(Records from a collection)
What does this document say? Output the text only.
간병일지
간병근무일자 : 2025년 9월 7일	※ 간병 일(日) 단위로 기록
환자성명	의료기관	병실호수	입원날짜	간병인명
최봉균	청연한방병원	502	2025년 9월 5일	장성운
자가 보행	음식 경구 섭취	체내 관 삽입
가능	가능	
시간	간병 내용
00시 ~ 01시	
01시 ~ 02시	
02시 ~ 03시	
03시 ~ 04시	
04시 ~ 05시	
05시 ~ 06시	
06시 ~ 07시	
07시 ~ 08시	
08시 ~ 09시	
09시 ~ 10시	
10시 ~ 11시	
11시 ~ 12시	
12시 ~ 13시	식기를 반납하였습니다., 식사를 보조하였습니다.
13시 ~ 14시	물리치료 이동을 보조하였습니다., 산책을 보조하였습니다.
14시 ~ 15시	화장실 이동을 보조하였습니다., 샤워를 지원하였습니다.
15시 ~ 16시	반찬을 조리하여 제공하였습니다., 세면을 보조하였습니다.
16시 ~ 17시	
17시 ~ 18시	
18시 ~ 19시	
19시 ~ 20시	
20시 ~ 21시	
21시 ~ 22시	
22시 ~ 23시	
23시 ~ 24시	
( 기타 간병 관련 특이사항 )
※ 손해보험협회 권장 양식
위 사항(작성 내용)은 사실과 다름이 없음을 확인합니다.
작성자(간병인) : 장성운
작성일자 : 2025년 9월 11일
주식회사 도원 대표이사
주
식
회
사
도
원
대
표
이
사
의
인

_Goal of the exercise_
Your task is to repeat the data exactly, with nothing left out.

_Expected answer_
What does this document say? Output the text only.
간병일지
간병근무일자 : 2025년 9월 7일	※ 간병 일(日) 단위로 기록
환자성명	의료기관	병실호수	입원날짜	간병인명
최봉균	청연한방병원	502	2025년 9월 5일	장성운
자가 보행	음식 경구 섭취	체내 관 삽입
가능	가능	
시간	간병 내용
00시 ~ 01시	
01시 ~ 02시	
02시 ~ 03시	
03시 ~ 04시	
04시 ~ 05시	
05시 ~ 06시	
06시 ~ 07시	
07시 ~ 08시	
08시 ~ 09시	
09시 ~ 10시	
10시 ~ 11시	
11시 ~ 12시	
12시 ~ 13시	식기를 반납하였습니다., 식사를 보조하였습니다.
13시 ~ 14시	물리치료 이동을 보조하였습니다., 산책을 보조하였습니다.
14시 ~ 15시	화장실 이동을 보조하였습니다., 샤워를 지원하였습니다.
15시 ~ 16시	반찬을 조리하여 제공하였습니다., 세면을 보조하였습니다.
16시 ~ 17시	
17시 ~ 18시	
18시 ~ 19시	
19시 ~ 20시	
20시 ~ 21시	
21시 ~ 22시	
22시 ~ 23시	
23시 ~ 24시	
( 기타 간병 관련 특이사항 )
※ 손해보험협회 권장 양식
위 사항(작성 내용)은 사실과 다름이 없음을 확인합니다.
작성자(간병인) : 장성운
작성일자 : 2025년 9월 11일
주식회사 도원 대표이사
주
식
회
사
도
원
대
표
이
사
의
인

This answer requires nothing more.